Token-passing networks require a substantially greater amount of “intelligence” built into each network device than master-slave requires. The benefits, though, are greater reliability and a high level of bandwidth utilization. That being said, token-passing networks may suffer unique disadvantages of their own. For example, there is the question of what to do if such a network becomes severed, so that the one network is now divided into two segments. At the time of the break, only one device will possess the token, which means only one of the segments will possess any token at all. If this state of affairs holds for some time, it will mean the devices lucky enough to be in the segment that still has the token will continue communicating with each other, passing the token to one another over time as if nothing was wrong. The isolated segment, however, lacking any token at all, will remain silent even though all its devices are still in working order and the network cable connecting them together is still functional. In a case like this, the token-passing concept fares no better than a master-slave network. However, what if the designers of the token-passing network decide to program the devices to automatically generate a new token in the event of prolonged network silence, anticipating such a failure? If the network becomes severed and broken into multiple segments, the isolated segments will now generate their own tokens and resume communication between their respective devices, which is certainly better than complete silence as before. The problem now is, what happens if a technician locates the break in the network cable and re-connects it? Now, there will be multiple tokens on one network, and confusion will reign!
- - - - -
Carry on the passage about token-passing networks from its final sentence, in the same style.

■ GIVEN INFORMATION:
- - - - -
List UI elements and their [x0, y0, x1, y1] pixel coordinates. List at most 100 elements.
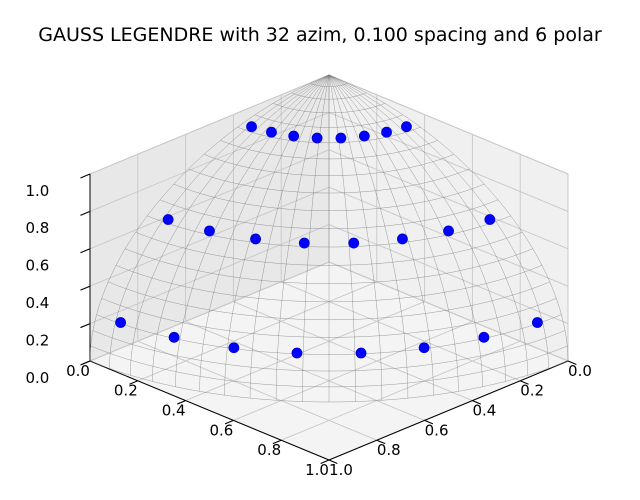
- - - - -
■ EXERCISE OUTPUT:
Another example of a potential token-passing weakness is to consider what would happen to such a network if the device in possession of the token failed before it had an opportunity to relinquish the token to another device. Now, the entire network will be silent, because no device possesses the token! Of course, the network designers could anticipate such a scenario and pre-program the devices to generate a new token after some amount of silence is detected, but then this raises the possibility of the previously-mentioned problem when a network becomes severed and multiple tokens arise in an effort to maintain communication in those isolated network segments, then at some later time the network is re-connected and now multiple tokens create data collision problems.

TDMA

A method of channel arbitration similar to token-passing is TDMA, or “Time Division Multiple Access.” Here, each device is assigned an absolute “time slot” in a repeating schedule when it alone is allowed to transmit. With token-passing, permission to transmit is granted to each device by the previous device as it relinquishes the token. With TDMA, permission to transmit is granted by an appointment on a fixed time schedule. TDMA is less time-efficient than token-passing because devices with no data to transmit still occupy the same amount of time in the schedule as when they have data to transmit. However, TDMA has the potential to be more tolerant of device failure and network segmentation than token-passing because neither the failure of a device nor segmentation of the network can prevent remaining devices from communicating with each other. If a device fails (becomes “silent”) in a TDMA network, that time slot simply goes unused while all other communication continues unabated. If the network becomes severed, each set of devices in the two segments will still follow their pre-programmed time schedule and therefore will still be able to communicate with each other.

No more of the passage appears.